● **Instructions to follow**
Take the entries below and reproduce them word for word.

BEGIN Input for this task

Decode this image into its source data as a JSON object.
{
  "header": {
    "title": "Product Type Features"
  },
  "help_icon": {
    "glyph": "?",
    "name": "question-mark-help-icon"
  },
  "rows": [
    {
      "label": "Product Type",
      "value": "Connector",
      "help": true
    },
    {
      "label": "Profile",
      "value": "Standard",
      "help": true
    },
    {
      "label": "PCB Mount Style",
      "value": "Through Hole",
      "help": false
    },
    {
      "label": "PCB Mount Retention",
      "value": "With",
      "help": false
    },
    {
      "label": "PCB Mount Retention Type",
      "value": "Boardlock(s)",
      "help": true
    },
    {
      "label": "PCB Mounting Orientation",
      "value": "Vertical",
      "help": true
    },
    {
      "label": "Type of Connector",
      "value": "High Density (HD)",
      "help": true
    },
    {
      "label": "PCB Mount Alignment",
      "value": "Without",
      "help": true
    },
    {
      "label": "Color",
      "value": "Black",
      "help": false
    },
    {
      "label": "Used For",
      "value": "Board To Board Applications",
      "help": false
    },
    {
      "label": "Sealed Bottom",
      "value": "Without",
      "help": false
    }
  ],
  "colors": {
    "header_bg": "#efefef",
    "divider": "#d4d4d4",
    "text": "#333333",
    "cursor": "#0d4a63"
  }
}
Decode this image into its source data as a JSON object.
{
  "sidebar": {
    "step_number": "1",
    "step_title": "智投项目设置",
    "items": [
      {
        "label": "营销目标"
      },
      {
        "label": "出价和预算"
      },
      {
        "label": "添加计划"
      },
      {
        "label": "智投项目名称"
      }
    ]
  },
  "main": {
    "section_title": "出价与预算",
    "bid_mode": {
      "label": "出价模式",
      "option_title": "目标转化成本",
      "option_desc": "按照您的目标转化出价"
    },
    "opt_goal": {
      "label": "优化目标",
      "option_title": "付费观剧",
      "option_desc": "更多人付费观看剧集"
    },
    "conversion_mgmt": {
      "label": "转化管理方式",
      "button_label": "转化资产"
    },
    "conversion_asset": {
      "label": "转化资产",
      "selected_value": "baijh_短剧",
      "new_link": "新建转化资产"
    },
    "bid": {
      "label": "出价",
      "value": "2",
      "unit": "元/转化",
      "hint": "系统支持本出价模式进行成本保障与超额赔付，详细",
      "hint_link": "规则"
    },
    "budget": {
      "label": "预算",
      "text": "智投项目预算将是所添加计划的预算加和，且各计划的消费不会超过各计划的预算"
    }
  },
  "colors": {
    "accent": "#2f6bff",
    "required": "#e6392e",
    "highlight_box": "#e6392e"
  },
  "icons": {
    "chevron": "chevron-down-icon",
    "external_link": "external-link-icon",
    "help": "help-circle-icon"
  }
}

END Input for this task

● **Reply to the task**
Decode this image into its source data as a JSON object.
{
  "header": {
    "title": "Product Type Features"
  },
  "help_icon": {
    "glyph": "?",
    "name": "question-mark-help-icon"
  },
  "rows": [
    {
      "label": "Product Type",
      "value": "Connector",
      "help": true
    },
    {
      "label": "Profile",
      "value": "Standard",
      "help": true
    },
    {
      "label": "PCB Mount Style",
      "value": "Through Hole",
      "help": false
    },
    {
      "label": "PCB Mount Retention",
      "value": "With",
      "help": false
    },
    {
      "label": "PCB Mount Retention Type",
      "value": "Boardlock(s)",
      "help": true
    },
    {
      "label": "PCB Mounting Orientation",
      "value": "Vertical",
      "help": true
    },
    {
      "label": "Type of Connector",
      "value": "High Density (HD)",
      "help": true
    },
    {
      "label": "PCB Mount Alignment",
      "value": "Without",
      "help": true
    },
    {
      "label": "Color",
      "value": "Black",
      "help": false
    },
    {
      "label": "Used For",
      "value": "Board To Board Applications",
      "help": false
    },
    {
      "label": "Sealed Bottom",
      "value": "Without",
      "help": false
    }
  ],
  "colors": {
    "header_bg": "#efefef",
    "divider": "#d4d4d4",
    "text": "#333333",
    "cursor": "#0d4a63"
  }
}
Decode this image into its source data as a JSON object.
{
  "sidebar": {
    "step_number": "1",
    "step_title": "智投项目设置",
    "items": [
      {
        "label": "营销目标"
      },
      {
        "label": "出价和预算"
      },
      {
        "label": "添加计划"
      },
      {
        "label": "智投项目名称"
      }
    ]
  },
  "main": {
    "section_title": "出价与预算",
    "bid_mode": {
      "label": "出价模式",
      "option_title": "目标转化成本",
      "option_desc": "按照您的目标转化出价"
    },
    "opt_goal": {
      "label": "优化目标",
      "option_title": "付费观剧",
      "option_desc": "更多人付费观看剧集"
    },
    "conversion_mgmt": {
      "label": "转化管理方式",
      "button_label": "转化资产"
    },
    "conversion_asset": {
      "label": "转化资产",
      "selected_value": "baijh_短剧",
      "new_link": "新建转化资产"
    },
    "bid": {
      "label": "出价",
      "value": "2",
      "unit": "元/转化",
      "hint": "系统支持本出价模式进行成本保障与超额赔付，详细",
      "hint_link": "规则"
    },
    "budget": {
      "label": "预算",
      "text": "智投项目预算将是所添加计划的预算加和，且各计划的消费不会超过各计划的预算"
    }
  },
  "colors": {
    "accent": "#2f6bff",
    "required": "#e6392e",
    "highlight_box": "#e6392e"
  },
  "icons": {
    "chevron": "chevron-down-icon",
    "external_link": "external-link-icon",
    "help": "help-circle-icon"
  }
}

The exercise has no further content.